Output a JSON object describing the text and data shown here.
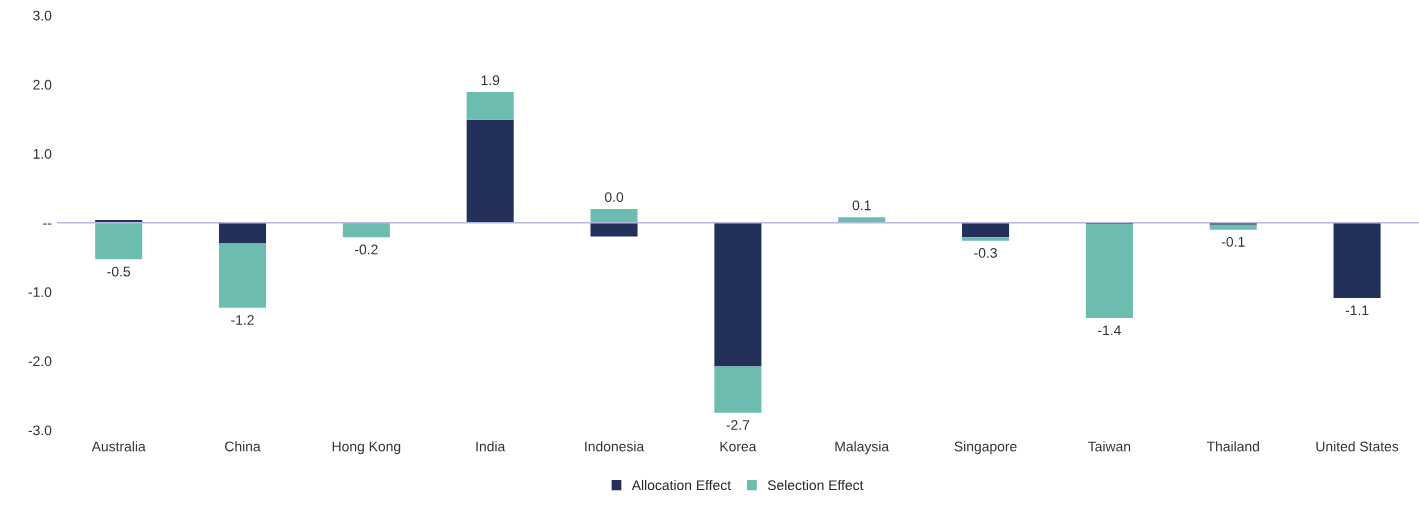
{
  "chart_data": {
    "type": "bar",
    "stacked": true,
    "categories": [
      "Australia",
      "China",
      "Hong Kong",
      "India",
      "Indonesia",
      "Korea",
      "Malaysia",
      "Singapore",
      "Taiwan",
      "Thailand",
      "United States"
    ],
    "series": [
      {
        "name": "Allocation Effect",
        "color": "#22305a",
        "values": [
          0.04,
          -0.3,
          null,
          1.49,
          -0.2,
          -2.08,
          null,
          -0.21,
          -0.02,
          -0.03,
          -1.09
        ]
      },
      {
        "name": "Selection Effect",
        "color": "#6cbcb0",
        "values": [
          -0.53,
          -0.93,
          -0.21,
          0.4,
          0.2,
          -0.67,
          0.08,
          -0.05,
          -1.36,
          -0.07,
          null
        ]
      }
    ],
    "totals": [
      "-0.5",
      "-1.2",
      "-0.2",
      "1.9",
      "0.0",
      "-2.7",
      "0.1",
      "-0.3",
      "-1.4",
      "-0.1",
      "-1.1"
    ],
    "ylim": [
      -3.0,
      3.0
    ],
    "yticks": [
      {
        "value": 3,
        "label": "3.0"
      },
      {
        "value": 2,
        "label": "2.0"
      },
      {
        "value": 1,
        "label": "1.0"
      },
      {
        "value": 0,
        "label": "--"
      },
      {
        "value": -1,
        "label": "-1.0"
      },
      {
        "value": -2,
        "label": "-2.0"
      },
      {
        "value": -3,
        "label": "-3.0"
      }
    ],
    "ref_lines": [
      {
        "axis": "y",
        "value": 0,
        "color": "#b4b9e0"
      }
    ],
    "grid": false,
    "legend": "bottom"
  }
}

▶ **TO DO**
Check each line of the material above for "Effect" and say how many lines contain it, giving the number alone.

▶ **COMPLETE RESPONSE**
2